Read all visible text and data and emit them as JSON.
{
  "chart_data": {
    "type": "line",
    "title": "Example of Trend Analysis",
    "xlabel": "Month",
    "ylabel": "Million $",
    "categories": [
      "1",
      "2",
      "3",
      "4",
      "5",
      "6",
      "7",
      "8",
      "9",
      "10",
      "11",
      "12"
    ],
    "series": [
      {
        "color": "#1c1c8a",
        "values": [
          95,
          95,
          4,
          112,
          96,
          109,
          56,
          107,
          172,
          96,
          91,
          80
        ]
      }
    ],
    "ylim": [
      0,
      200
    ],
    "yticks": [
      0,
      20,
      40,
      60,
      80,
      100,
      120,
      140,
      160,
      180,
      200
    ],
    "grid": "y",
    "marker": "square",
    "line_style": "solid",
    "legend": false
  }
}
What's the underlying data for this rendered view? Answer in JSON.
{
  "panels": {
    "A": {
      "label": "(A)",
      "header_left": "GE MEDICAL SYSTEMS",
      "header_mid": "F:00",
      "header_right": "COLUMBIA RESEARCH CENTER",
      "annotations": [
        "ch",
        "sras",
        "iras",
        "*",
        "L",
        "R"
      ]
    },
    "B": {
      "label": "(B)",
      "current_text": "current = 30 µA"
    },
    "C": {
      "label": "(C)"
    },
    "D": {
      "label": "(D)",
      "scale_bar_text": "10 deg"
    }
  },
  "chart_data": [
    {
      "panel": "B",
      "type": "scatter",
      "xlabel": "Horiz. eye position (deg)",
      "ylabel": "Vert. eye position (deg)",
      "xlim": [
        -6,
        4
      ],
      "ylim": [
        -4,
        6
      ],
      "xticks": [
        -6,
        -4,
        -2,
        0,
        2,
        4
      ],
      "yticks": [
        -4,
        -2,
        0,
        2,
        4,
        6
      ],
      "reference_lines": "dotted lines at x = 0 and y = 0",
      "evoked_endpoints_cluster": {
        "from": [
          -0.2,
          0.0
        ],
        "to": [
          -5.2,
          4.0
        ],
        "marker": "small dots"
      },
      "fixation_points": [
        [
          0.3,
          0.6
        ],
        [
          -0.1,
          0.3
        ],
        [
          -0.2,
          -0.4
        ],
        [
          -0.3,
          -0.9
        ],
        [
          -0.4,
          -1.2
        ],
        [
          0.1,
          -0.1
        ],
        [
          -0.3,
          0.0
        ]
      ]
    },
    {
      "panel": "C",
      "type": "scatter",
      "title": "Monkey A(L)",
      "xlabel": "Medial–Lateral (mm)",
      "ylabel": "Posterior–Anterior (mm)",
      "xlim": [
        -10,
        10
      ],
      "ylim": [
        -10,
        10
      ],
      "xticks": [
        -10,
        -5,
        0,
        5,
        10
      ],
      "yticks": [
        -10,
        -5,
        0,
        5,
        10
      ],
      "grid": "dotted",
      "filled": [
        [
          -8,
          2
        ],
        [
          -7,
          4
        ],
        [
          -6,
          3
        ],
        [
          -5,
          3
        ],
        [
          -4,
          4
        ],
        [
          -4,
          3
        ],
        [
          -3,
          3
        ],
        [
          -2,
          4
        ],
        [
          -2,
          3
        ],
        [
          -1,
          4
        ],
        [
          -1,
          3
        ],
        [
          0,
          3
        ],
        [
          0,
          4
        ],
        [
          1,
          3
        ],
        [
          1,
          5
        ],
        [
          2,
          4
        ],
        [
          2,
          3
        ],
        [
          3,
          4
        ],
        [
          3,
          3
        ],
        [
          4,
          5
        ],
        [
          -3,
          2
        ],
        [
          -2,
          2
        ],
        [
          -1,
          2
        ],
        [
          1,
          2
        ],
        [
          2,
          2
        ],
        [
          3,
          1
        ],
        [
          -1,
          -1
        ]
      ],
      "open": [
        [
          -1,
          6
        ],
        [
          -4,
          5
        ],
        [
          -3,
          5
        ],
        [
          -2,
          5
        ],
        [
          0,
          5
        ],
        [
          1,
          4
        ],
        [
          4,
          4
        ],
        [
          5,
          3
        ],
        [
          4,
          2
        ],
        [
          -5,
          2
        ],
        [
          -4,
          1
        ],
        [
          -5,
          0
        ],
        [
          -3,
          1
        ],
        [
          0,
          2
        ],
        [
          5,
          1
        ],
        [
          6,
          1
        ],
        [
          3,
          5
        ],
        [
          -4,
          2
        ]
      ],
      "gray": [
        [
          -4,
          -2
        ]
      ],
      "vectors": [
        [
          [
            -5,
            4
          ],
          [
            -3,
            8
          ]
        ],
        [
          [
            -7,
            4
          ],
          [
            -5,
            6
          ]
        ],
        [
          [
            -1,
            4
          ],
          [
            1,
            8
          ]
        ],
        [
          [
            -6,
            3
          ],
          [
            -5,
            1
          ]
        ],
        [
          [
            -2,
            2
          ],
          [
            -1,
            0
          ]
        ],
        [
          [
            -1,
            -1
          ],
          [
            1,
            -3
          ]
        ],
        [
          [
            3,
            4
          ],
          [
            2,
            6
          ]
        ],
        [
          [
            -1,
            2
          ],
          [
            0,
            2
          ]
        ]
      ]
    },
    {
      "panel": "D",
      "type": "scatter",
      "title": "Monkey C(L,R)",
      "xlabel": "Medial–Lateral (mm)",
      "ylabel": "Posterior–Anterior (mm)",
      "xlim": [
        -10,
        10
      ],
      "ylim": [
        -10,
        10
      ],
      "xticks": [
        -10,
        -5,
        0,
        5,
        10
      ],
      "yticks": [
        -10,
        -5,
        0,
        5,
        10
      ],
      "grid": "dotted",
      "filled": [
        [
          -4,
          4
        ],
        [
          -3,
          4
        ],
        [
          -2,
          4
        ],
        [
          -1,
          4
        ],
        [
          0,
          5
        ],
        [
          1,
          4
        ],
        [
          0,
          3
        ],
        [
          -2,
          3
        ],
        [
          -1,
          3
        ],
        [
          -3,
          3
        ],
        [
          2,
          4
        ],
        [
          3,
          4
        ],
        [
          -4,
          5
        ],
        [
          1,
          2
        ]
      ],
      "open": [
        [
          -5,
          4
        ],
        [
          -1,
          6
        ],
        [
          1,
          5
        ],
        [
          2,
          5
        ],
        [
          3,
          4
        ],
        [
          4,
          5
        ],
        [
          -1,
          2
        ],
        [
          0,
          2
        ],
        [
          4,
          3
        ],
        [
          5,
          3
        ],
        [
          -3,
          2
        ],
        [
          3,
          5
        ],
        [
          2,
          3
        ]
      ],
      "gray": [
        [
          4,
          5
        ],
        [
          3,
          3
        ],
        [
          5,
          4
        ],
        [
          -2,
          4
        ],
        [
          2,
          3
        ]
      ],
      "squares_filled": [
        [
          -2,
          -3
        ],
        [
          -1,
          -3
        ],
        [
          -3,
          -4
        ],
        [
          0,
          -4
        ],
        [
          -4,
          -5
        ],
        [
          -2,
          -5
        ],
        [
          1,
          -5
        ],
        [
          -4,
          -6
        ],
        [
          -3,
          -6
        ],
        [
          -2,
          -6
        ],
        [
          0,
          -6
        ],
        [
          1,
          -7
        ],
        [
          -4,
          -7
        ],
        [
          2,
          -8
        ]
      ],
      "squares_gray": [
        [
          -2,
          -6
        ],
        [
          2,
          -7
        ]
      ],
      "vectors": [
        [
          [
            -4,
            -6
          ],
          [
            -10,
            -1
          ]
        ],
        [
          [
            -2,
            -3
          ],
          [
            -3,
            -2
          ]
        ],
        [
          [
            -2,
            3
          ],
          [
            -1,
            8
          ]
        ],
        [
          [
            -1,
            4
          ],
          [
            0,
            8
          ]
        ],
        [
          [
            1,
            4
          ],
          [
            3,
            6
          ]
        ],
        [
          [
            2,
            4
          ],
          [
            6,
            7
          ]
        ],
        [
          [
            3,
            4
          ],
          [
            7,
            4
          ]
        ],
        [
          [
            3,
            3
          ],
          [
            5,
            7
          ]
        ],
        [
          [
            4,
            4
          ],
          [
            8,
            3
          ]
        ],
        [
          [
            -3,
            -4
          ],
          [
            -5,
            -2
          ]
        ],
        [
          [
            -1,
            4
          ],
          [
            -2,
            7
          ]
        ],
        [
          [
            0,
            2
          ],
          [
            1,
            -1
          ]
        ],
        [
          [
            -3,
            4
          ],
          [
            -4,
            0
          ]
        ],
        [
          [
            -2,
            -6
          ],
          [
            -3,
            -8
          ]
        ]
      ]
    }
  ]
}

→ **YOUR GOAL**: Search the entries for the word "ylabel" and copy every line that has it.

→ **RESULT OF THIS TASK**:
    "ylabel": "Million $",
      "ylabel": "Vert. eye position (deg)",
      "ylabel": "Posterior–Anterior (mm)",
      "ylabel": "Posterior–Anterior (mm)",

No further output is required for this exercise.